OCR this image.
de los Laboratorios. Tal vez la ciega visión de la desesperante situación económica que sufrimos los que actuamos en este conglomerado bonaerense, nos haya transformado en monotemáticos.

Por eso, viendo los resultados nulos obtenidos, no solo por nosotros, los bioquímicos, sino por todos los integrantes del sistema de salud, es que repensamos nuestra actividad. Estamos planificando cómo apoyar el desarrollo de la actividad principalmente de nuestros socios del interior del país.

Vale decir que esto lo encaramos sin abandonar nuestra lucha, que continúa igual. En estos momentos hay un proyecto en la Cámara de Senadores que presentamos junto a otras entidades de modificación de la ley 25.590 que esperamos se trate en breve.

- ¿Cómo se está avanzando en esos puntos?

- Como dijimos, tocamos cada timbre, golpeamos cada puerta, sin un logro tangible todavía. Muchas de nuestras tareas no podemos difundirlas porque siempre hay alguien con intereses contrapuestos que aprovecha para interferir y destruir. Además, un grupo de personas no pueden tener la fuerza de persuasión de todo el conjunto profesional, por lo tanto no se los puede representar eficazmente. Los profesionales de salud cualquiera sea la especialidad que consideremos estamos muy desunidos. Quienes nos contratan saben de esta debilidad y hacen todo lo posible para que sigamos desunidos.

> **Task to complete**
Your task is to print the whole listing again exactly.

> **Task answer**
OCR this image.
de los Laboratorios. Tal vez la ciega visión de la desesperante situación económica que sufrimos los que actuamos en este conglomerado bonaerense, nos haya transformado en monotemáticos.

Por eso, viendo los resultados nulos obtenidos, no solo por nosotros, los bioquímicos, sino por todos los integrantes del sistema de salud, es que repensamos nuestra actividad. Estamos planificando cómo apoyar el desarrollo de la actividad principalmente de nuestros socios del interior del país.

Vale decir que esto lo encaramos sin abandonar nuestra lucha, que continúa igual. En estos momentos hay un proyecto en la Cámara de Senadores que presentamos junto a otras entidades de modificación de la ley 25.590 que esperamos se trate en breve.

- ¿Cómo se está avanzando en esos puntos?

- Como dijimos, tocamos cada timbre, golpeamos cada puerta, sin un logro tangible todavía. Muchas de nuestras tareas no podemos difundirlas porque siempre hay alguien con intereses contrapuestos que aprovecha para interferir y destruir. Además, un grupo de personas no pueden tener la fuerza de persuasión de todo el conjunto profesional, por lo tanto no se los puede representar eficazmente. Los profesionales de salud cualquiera sea la especialidad que consideremos estamos muy desunidos. Quienes nos contratan saben de esta debilidad y hacen todo lo posible para que sigamos desunidos.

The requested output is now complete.